SHORT EXERCISE:
Copy each line that has the string "hình" somewhere in it.

PROVIDED ENTRIES:
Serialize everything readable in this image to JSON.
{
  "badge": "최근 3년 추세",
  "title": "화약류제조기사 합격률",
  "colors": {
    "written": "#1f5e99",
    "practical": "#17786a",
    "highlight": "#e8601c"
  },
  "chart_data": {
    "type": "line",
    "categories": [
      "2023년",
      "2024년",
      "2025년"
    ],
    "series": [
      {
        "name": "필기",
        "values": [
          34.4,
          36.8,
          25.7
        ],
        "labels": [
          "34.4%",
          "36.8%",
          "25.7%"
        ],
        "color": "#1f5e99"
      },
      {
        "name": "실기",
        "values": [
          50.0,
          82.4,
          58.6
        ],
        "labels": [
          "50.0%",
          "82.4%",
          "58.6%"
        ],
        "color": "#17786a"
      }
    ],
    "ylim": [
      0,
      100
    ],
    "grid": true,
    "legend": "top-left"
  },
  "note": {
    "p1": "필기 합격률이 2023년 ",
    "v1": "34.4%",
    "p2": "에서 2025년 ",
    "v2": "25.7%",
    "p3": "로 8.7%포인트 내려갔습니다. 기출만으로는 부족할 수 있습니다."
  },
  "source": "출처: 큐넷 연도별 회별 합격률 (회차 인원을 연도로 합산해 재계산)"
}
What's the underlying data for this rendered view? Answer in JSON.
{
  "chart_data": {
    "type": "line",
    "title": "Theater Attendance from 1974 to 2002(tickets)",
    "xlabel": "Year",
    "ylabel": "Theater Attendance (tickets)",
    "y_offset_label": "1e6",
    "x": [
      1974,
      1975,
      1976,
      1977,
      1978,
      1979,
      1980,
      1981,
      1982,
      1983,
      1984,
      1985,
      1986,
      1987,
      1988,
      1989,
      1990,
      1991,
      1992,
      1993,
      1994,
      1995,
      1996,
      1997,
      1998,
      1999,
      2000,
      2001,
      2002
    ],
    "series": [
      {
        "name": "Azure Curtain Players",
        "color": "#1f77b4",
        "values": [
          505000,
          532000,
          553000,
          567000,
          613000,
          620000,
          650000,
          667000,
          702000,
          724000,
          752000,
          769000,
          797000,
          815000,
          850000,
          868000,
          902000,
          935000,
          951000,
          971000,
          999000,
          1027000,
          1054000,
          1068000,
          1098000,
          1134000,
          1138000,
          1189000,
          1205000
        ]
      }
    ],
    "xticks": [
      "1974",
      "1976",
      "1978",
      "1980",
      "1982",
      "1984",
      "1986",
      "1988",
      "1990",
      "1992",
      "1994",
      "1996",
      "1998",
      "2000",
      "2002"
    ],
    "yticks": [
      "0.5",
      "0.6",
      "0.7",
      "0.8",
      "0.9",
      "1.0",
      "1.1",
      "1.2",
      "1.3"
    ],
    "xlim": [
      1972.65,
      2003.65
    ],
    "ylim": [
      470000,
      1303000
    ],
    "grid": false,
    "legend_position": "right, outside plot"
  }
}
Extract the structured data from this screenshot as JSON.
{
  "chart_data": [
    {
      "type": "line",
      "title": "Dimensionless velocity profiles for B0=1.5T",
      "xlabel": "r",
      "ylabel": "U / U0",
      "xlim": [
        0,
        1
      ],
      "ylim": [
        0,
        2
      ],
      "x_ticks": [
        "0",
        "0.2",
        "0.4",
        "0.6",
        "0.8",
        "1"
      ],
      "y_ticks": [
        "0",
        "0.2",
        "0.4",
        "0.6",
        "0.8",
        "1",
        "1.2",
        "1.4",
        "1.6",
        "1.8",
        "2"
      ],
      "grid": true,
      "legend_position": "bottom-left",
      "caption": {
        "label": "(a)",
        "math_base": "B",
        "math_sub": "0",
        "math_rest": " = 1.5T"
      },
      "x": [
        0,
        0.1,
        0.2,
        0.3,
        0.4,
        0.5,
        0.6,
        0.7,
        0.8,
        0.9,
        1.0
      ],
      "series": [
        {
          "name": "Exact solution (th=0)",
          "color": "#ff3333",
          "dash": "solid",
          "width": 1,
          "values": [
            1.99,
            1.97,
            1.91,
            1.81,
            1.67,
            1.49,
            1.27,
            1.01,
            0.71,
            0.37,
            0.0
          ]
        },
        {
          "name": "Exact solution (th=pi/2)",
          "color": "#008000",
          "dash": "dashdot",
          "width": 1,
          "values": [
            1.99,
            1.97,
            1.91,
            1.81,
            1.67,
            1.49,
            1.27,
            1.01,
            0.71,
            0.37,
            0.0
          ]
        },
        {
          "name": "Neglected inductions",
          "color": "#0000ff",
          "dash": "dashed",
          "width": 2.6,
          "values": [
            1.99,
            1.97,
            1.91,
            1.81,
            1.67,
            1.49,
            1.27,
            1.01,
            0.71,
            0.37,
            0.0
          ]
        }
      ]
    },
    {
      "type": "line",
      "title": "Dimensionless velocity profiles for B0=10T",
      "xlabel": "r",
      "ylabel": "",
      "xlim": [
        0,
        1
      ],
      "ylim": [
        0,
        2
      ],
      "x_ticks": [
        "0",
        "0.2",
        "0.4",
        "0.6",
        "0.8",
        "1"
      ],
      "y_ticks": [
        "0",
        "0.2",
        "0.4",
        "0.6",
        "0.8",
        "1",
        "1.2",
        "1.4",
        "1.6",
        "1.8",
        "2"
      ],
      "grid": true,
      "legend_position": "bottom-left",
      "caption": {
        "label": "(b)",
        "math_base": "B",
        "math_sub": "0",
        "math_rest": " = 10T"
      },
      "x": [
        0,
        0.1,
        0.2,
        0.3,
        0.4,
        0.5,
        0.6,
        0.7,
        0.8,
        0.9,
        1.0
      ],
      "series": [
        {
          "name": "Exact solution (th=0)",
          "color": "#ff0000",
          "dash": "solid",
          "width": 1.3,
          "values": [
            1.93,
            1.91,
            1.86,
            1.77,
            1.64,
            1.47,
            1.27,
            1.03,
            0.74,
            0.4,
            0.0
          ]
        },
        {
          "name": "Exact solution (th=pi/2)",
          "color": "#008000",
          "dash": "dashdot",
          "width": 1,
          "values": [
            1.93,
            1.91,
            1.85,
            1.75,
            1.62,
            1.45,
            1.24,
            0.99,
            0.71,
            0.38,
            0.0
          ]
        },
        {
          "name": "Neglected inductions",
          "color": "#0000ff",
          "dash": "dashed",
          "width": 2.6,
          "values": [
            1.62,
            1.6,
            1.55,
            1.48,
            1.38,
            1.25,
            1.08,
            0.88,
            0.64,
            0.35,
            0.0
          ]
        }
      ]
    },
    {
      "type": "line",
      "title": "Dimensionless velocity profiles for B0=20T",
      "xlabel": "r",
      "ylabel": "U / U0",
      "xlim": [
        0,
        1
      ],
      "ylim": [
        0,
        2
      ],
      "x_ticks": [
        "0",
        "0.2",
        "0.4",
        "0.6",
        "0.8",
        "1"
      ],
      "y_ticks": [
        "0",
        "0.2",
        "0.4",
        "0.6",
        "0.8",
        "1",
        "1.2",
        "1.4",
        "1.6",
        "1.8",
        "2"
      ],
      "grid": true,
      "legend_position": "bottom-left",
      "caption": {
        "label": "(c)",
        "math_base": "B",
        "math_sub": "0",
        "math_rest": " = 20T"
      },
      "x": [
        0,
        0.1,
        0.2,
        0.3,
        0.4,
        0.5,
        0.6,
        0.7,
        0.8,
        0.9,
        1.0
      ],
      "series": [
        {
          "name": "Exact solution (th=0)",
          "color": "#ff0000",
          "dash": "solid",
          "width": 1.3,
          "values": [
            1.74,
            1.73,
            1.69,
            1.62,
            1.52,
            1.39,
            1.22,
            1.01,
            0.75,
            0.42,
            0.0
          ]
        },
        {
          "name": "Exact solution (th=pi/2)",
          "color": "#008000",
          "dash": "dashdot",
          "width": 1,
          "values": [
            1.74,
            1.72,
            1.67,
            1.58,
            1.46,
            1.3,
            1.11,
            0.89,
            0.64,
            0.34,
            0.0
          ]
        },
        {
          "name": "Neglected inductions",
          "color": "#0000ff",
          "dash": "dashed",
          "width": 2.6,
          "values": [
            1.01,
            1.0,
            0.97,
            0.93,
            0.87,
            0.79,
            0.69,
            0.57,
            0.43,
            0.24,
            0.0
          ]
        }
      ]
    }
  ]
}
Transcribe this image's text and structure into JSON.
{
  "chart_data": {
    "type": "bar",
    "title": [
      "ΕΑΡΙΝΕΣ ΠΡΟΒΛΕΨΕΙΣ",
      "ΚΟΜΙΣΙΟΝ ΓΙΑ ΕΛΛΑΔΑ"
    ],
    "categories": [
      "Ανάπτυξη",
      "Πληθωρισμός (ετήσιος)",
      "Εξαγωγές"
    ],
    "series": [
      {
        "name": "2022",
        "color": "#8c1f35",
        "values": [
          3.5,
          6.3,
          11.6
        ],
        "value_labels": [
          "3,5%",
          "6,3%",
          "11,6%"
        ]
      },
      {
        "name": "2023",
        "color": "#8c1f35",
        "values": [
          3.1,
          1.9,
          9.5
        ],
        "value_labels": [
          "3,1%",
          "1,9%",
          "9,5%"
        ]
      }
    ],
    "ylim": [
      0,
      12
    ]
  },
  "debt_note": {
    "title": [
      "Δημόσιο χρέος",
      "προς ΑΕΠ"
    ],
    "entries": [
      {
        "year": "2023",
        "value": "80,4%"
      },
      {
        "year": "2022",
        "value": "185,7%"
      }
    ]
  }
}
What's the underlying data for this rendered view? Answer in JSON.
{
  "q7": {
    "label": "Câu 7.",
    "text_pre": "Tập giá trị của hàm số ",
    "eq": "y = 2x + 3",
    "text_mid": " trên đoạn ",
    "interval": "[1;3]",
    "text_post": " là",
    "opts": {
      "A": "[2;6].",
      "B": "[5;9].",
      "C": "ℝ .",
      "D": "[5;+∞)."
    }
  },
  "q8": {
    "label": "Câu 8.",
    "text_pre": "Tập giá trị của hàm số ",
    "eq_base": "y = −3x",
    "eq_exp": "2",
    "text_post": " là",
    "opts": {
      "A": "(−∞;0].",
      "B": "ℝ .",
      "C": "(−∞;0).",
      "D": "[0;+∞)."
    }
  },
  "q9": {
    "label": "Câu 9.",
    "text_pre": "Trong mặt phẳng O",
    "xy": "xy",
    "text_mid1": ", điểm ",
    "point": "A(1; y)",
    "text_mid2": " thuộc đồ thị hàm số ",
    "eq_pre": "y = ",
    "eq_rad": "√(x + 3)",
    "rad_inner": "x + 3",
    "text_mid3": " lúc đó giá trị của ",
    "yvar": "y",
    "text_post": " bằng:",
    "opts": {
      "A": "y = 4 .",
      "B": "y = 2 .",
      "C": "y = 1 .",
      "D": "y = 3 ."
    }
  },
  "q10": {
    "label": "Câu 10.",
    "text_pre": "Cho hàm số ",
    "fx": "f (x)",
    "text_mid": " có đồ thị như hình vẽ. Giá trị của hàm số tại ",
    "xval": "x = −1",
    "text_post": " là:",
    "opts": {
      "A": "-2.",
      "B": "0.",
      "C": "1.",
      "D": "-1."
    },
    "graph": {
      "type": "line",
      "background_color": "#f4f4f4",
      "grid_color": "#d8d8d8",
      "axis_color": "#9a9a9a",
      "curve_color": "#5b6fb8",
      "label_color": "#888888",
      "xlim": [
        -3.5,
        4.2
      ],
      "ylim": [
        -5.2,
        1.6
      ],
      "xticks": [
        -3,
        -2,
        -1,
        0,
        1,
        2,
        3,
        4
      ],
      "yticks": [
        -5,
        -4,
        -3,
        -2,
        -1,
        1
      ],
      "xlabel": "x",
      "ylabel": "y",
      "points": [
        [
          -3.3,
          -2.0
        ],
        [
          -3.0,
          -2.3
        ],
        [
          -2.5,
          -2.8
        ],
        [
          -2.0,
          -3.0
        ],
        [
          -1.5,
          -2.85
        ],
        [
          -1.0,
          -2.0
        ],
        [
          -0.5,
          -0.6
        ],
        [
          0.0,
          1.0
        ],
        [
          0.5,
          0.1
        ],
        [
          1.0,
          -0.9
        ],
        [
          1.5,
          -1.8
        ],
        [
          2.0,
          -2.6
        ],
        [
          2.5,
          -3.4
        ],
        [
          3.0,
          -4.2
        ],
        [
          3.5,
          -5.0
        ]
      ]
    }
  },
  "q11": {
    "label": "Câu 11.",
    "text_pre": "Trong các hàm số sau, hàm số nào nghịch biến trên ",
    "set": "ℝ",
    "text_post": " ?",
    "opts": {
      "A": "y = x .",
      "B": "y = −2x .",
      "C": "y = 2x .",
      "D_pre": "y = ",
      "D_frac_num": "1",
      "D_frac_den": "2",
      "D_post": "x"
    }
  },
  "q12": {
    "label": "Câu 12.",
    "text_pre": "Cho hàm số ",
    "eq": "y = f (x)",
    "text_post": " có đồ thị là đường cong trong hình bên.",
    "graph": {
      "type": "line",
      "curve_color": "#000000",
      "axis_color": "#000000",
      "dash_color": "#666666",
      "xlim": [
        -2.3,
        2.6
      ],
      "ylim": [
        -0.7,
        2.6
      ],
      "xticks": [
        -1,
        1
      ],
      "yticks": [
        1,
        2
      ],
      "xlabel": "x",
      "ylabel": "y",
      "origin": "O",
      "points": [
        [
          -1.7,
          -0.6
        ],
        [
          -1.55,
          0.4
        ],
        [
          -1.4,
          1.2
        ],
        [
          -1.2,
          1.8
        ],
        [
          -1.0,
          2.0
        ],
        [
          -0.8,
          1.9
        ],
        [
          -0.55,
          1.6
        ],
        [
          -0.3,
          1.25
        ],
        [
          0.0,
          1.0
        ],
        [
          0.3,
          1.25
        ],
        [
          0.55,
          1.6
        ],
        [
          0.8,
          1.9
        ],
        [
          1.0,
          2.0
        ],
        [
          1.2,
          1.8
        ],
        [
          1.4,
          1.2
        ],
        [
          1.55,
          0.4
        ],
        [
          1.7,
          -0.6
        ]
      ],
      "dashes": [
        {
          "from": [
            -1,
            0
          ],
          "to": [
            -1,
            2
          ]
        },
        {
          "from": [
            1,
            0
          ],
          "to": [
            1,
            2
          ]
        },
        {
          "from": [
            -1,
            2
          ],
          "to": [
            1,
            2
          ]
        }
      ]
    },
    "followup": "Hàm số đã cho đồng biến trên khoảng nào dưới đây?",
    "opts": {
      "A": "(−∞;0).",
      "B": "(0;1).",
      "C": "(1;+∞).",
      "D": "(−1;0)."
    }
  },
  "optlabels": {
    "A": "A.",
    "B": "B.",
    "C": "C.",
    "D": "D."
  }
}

SOLUTION TO THIS EXERCISE:
    "text_mid": " có đồ thị như hình vẽ. Giá trị của hàm số tại ",
    "text_post": " có đồ thị là đường cong trong hình bên.",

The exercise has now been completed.